* **YOUR TASK**:
Gather up every line that includes the string "обнимашек".

Extracted data entries:
════

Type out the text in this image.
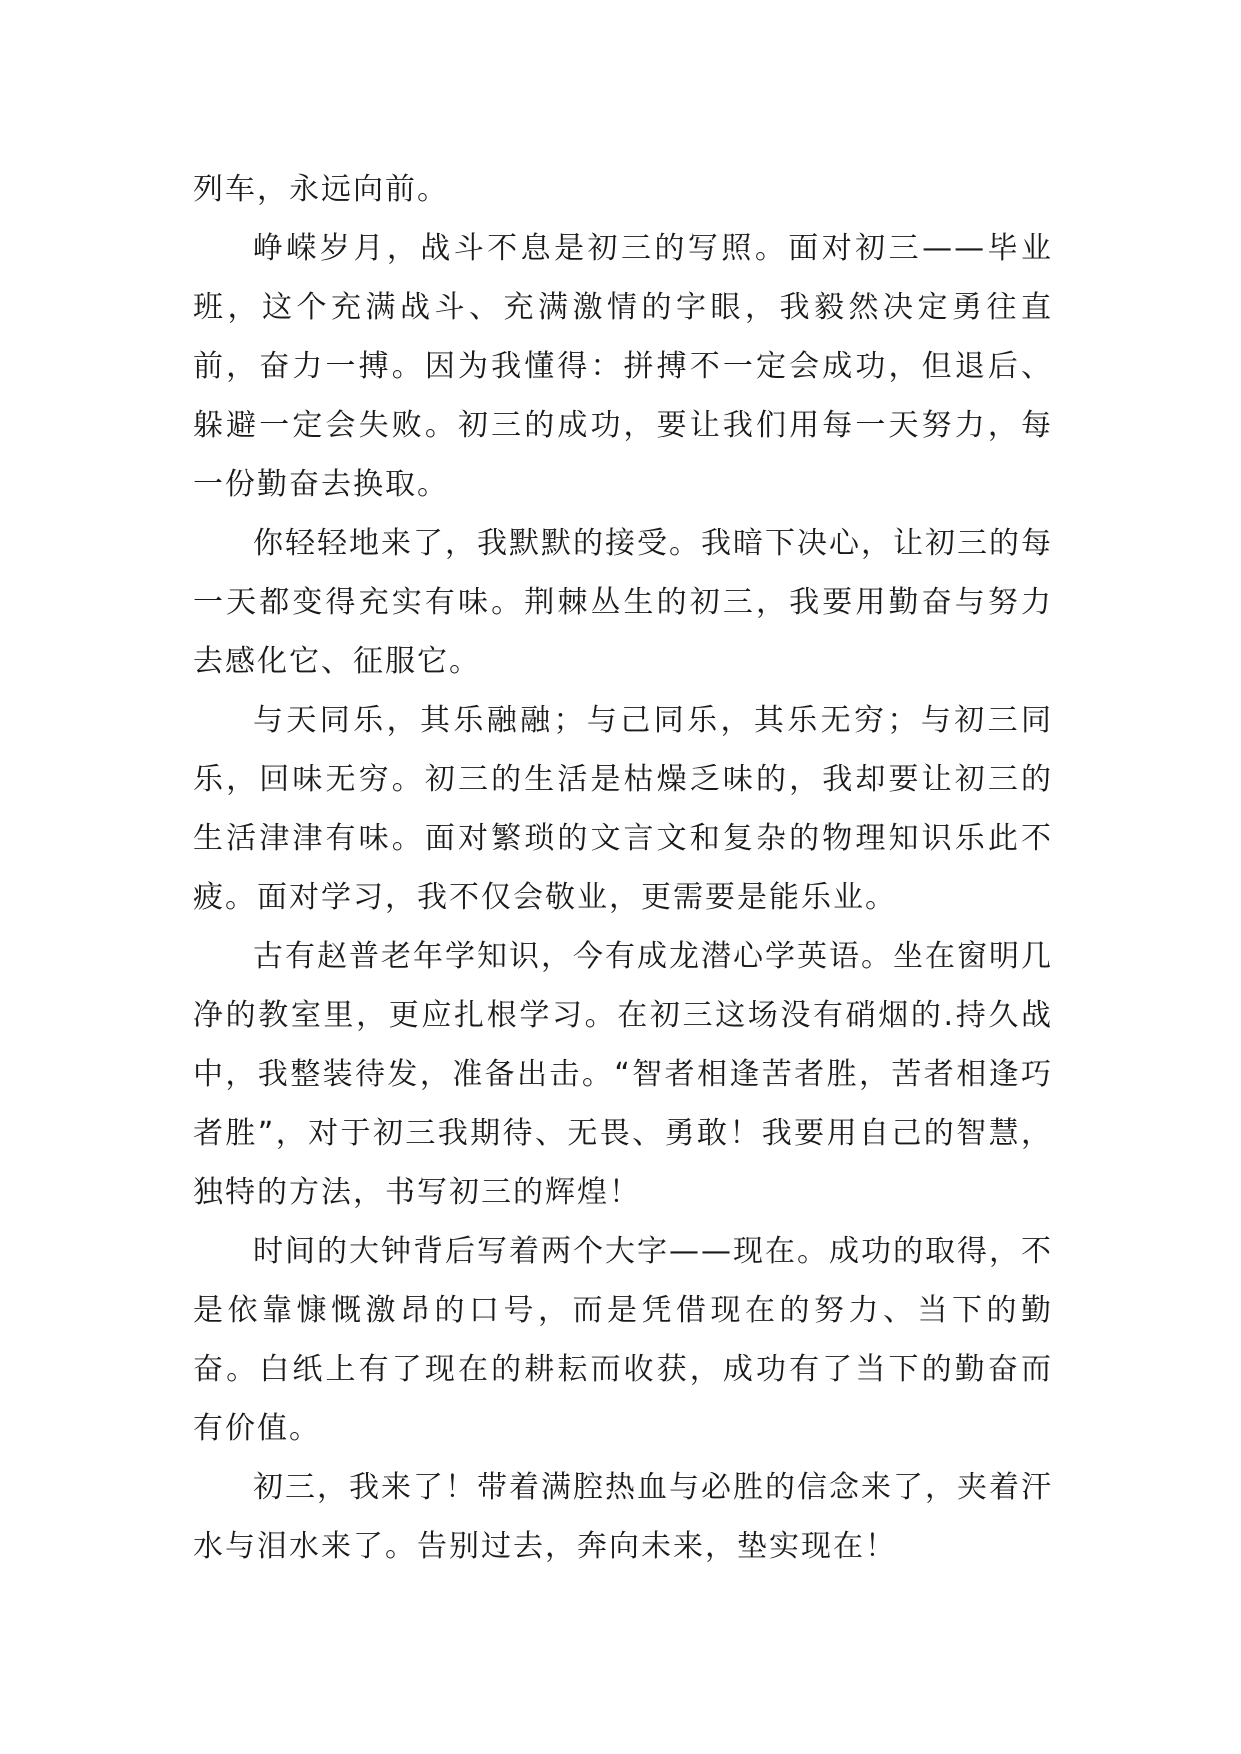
列车，永远向前。

峥嵘岁月，战斗不息是初三的写照。面对初三——毕业班，这个充满战斗、充满激情的字眼，我毅然决定勇往直前，奋力一搏。因为我懂得：拼搏不一定会成功，但退后、躲避一定会失败。初三的成功，要让我们用每一天努力，每一份勤奋去换取。

你轻轻地来了，我默默的接受。我暗下决心，让初三的每一天都变得充实有味。荆棘丛生的初三，我要用勤奋与努力去感化它、征服它。

与天同乐，其乐融融；与己同乐，其乐无穷；与初三同乐，回味无穷。初三的生活是枯燥乏味的，我却要让初三的生活津津有味。面对繁琐的文言文和复杂的物理知识乐此不疲。面对学习，我不仅会敬业，更需要是能乐业。

古有赵普老年学知识，今有成龙潜心学英语。坐在窗明几净的教室里，更应扎根学习。在初三这场没有硝烟的.持久战中，我整装待发，准备出击。“智者相逢苦者胜，苦者相逢巧者胜”，对于初三我期待、无畏、勇敢！我要用自己的智慧，独特的方法，书写初三的辉煌！

时间的大钟背后写着两个大字——现在。成功的取得，不是依靠慷慨激昂的口号，而是凭借现在的努力、当下的勤奋。白纸上有了现在的耕耘而收获，成功有了当下的勤奋而有价值。

初三，我来了！带着满腔热血与必胜的信念来了，夹着汗水与泪水来了。告别过去，奔向未来，垫实现在！
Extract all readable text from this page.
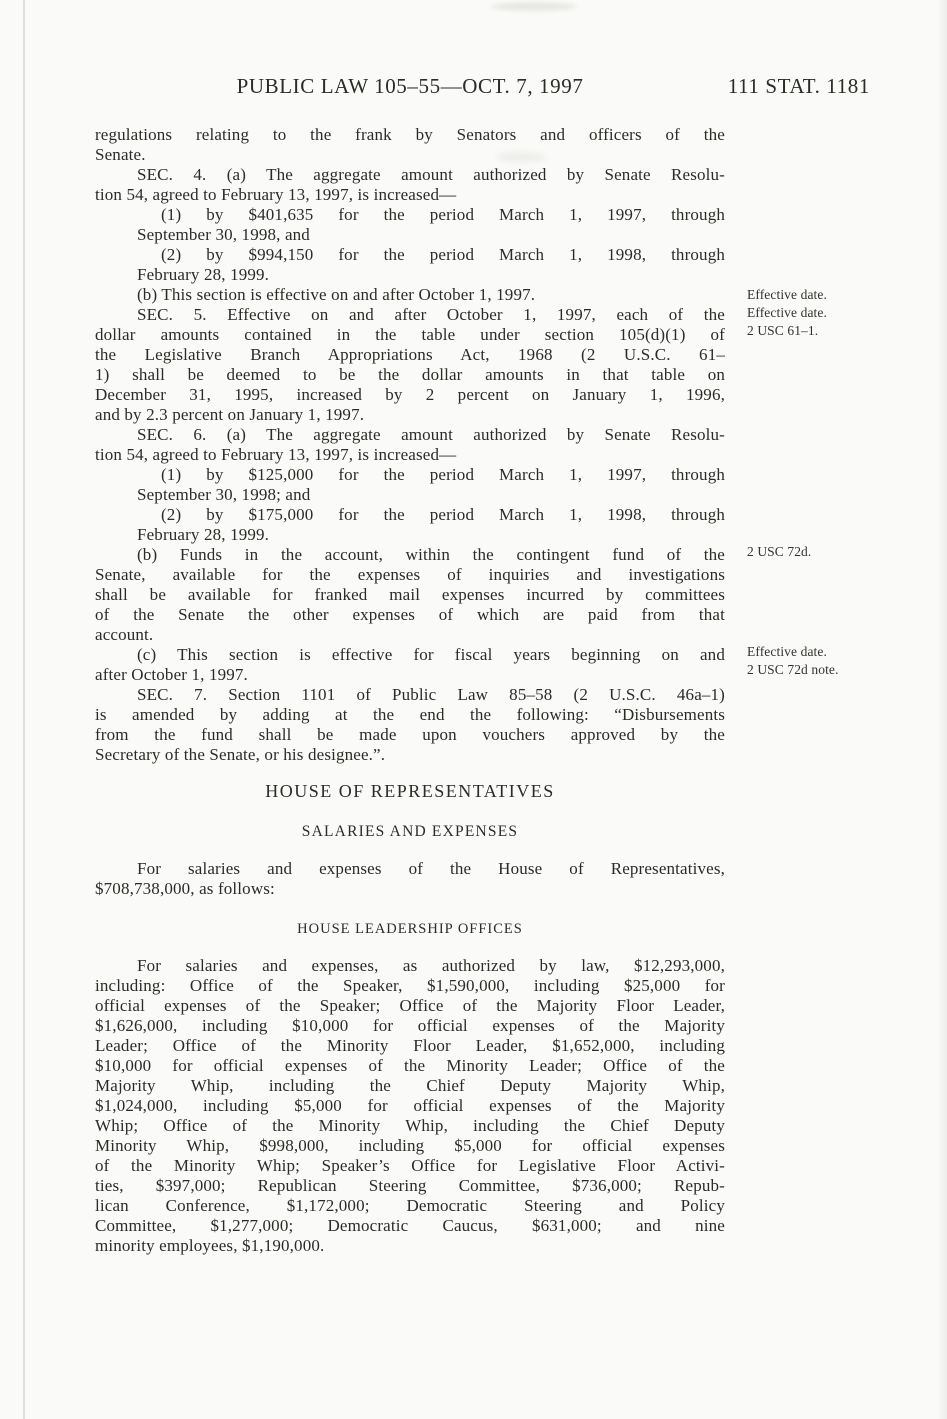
PUBLIC LAW 105–55—OCT. 7, 1997	111 STAT. 1181
regulations relating to the frank by Senators and officers of the
Senate.
SEC. 4. (a) The aggregate amount authorized by Senate Resolu-
tion 54, agreed to February 13, 1997, is increased—
(1) by $401,635 for the period March 1, 1997, through
September 30, 1998, and
(2) by $994,150 for the period March 1, 1998, through
February 28, 1999.
(b) This section is effective on and after October 1, 1997.
SEC. 5. Effective on and after October 1, 1997, each of the
dollar amounts contained in the table under section 105(d)(1) of
the Legislative Branch Appropriations Act, 1968 (2 U.S.C. 61–
1) shall be deemed to be the dollar amounts in that table on
December 31, 1995, increased by 2 percent on January 1, 1996,
and by 2.3 percent on January 1, 1997.
SEC. 6. (a) The aggregate amount authorized by Senate Resolu-
tion 54, agreed to February 13, 1997, is increased—
(1) by $125,000 for the period March 1, 1997, through
September 30, 1998; and
(2) by $175,000 for the period March 1, 1998, through
February 28, 1999.
(b) Funds in the account, within the contingent fund of the
Senate, available for the expenses of inquiries and investigations
shall be available for franked mail expenses incurred by committees
of the Senate the other expenses of which are paid from that
account.
(c) This section is effective for fiscal years beginning on and
after October 1, 1997.
SEC. 7. Section 1101 of Public Law 85–58 (2 U.S.C. 46a–1)
is amended by adding at the end the following: “Disbursements
from the fund shall be made upon vouchers approved by the
Secretary of the Senate, or his designee.”.
HOUSE OF REPRESENTATIVES
SALARIES AND EXPENSES
For salaries and expenses of the House of Representatives,
$708,738,000, as follows:
HOUSE LEADERSHIP OFFICES
For salaries and expenses, as authorized by law, $12,293,000,
including: Office of the Speaker, $1,590,000, including $25,000 for
official expenses of the Speaker; Office of the Majority Floor Leader,
$1,626,000, including $10,000 for official expenses of the Majority
Leader; Office of the Minority Floor Leader, $1,652,000, including
$10,000 for official expenses of the Minority Leader; Office of the
Majority Whip, including the Chief Deputy Majority Whip,
$1,024,000, including $5,000 for official expenses of the Majority
Whip; Office of the Minority Whip, including the Chief Deputy
Minority Whip, $998,000, including $5,000 for official expenses
of the Minority Whip; Speaker’s Office for Legislative Floor Activi-
ties, $397,000; Republican Steering Committee, $736,000; Repub-
lican Conference, $1,172,000; Democratic Steering and Policy
Committee, $1,277,000; Democratic Caucus, $631,000; and nine
minority employees, $1,190,000.
Effective date.
Effective date.
2 USC 61–1.
2 USC 72d.
Effective date.
2 USC 72d note.
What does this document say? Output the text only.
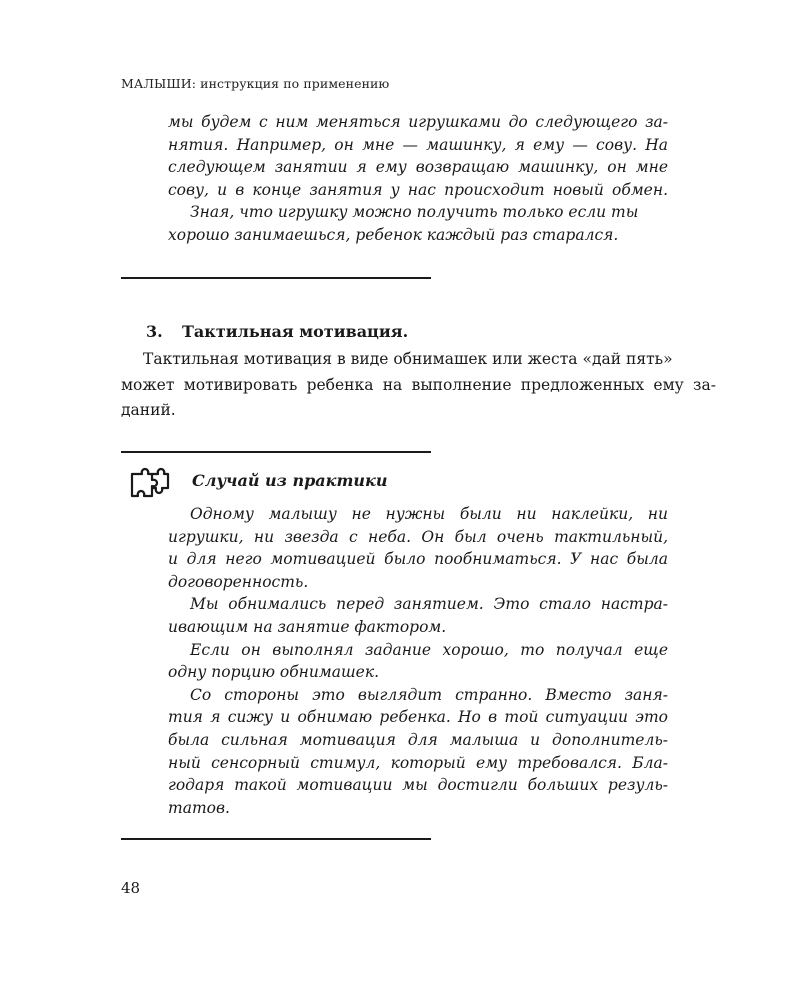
МАЛЫШИ: инструкция по применению
мы будем с ним меняться игрушками до следующего за-
нятия. Например, он мне — машинку, я ему — сову. На
следующем занятии я ему возвращаю машинку, он мне
сову, и в конце занятия у нас происходит новый обмен.
Зная, что игрушку можно получить только если ты
хорошо занимаешься, ребенок каждый раз старался.
3. Тактильная мотивация.
Тактильная мотивация в виде обнимашек или жеста «дай пять»
может мотивировать ребенка на выполнение предложенных ему за-
даний.
Случай из практики
Одному малышу не нужны были ни наклейки, ни
игрушки, ни звезда с неба. Он был очень тактильный,
и для него мотивацией было пообниматься. У нас была
договоренность.
Мы обнимались перед занятием. Это стало настра-
ивающим на занятие фактором.
Если он выполнял задание хорошо, то получал еще
одну порцию обнимашек.
Со стороны это выглядит странно. Вместо заня-
тия я сижу и обнимаю ребенка. Но в той ситуации это
была сильная мотивация для малыша и дополнитель-
ный сенсорный стимул, который ему требовался. Бла-
годаря такой мотивации мы достигли больших резуль-
татов.
48
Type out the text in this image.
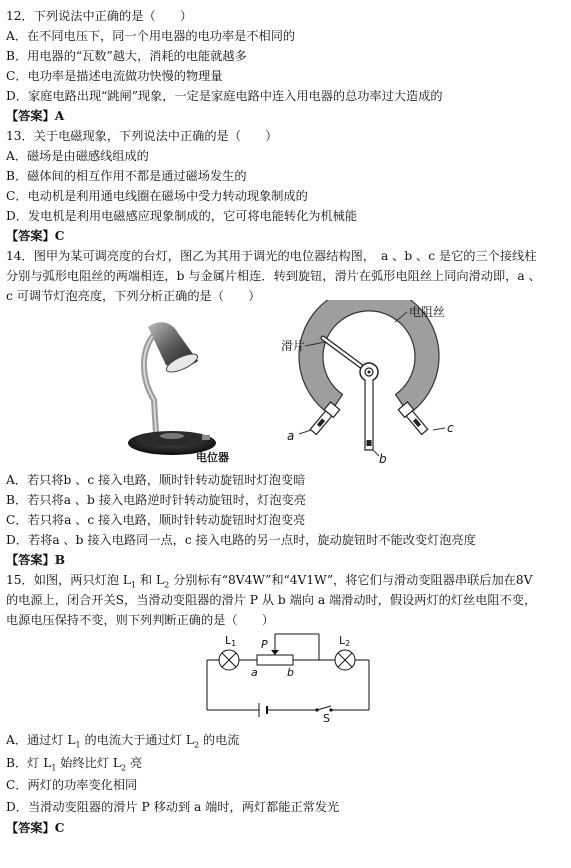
12．下列说法中正确的是（　　）
A．在不同电压下，同一个用电器的电功率是不相同的
B．用电器的“瓦数”越大，消耗的电能就越多
C．电功率是描述电流做功快慢的物理量
D．家庭电路出现“跳闸”现象，一定是家庭电路中连入用电器的总功率过大造成的
【答案】A
13．关于电磁现象，下列说法中正确的是（　　）
A．磁场是由磁感线组成的
B．磁体间的相互作用不都是通过磁场发生的
C．电动机是利用通电线圈在磁场中受力转动现象制成的
D．发电机是利用电磁感应现象制成的，它可将电能转化为机械能
【答案】C
14．图甲为某可调亮度的台灯，图乙为其用于调光的电位器结构图，　a 、b 、c 是它的三个接线柱
分别与弧形电阻丝的两端相连，b 与金属片相连．转到旋钮，滑片在弧形电阻丝上同向滑动即，a 、
c 可调节灯泡亮度，下列分析正确的是（　　）
电位器
电阻丝
滑片
b
a
c
A．若只将b 、c 接入电路，顺时针转动旋钮时灯泡变暗
B．若只将a 、b 接入电路逆时针转动旋钮时，灯泡变亮
C．若只将a 、c 接入电路，顺时针转动旋钮时灯泡变亮
D．若将a 、b 接入电路同一点，c 接入电路的另一点时，旋动旋钮时不能改变灯泡亮度
【答案】B
15．如图，两只灯泡 $L_1$ 和 $L_2$ 分别标有“8V4W”和“4V1W”，将它们与滑动变阻器串联后加在8V
的电源上，闭合开关S，当滑动变阻器的滑片 P 从 b 端向 a 端滑动时，假设两灯的灯丝电阻不变，
电源电压保持不变，则下列判断正确的是（　　）
L1	L2
P
a	b
S
A．通过灯 $L_1$ 的电流大于通过灯 $L_2$ 的电流
B．灯 $L_1$ 始终比灯 $L_2$ 亮
C．两灯的功率变化相同
D．当滑动变阻器的滑片 P 移动到 a 端时，两灯都能正常发光
【答案】C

════

* **EXERCISE RESPONSE**:
Тактильная мотивация в виде обнимашек или жеста «дай пять»
одну порцию обнимашек.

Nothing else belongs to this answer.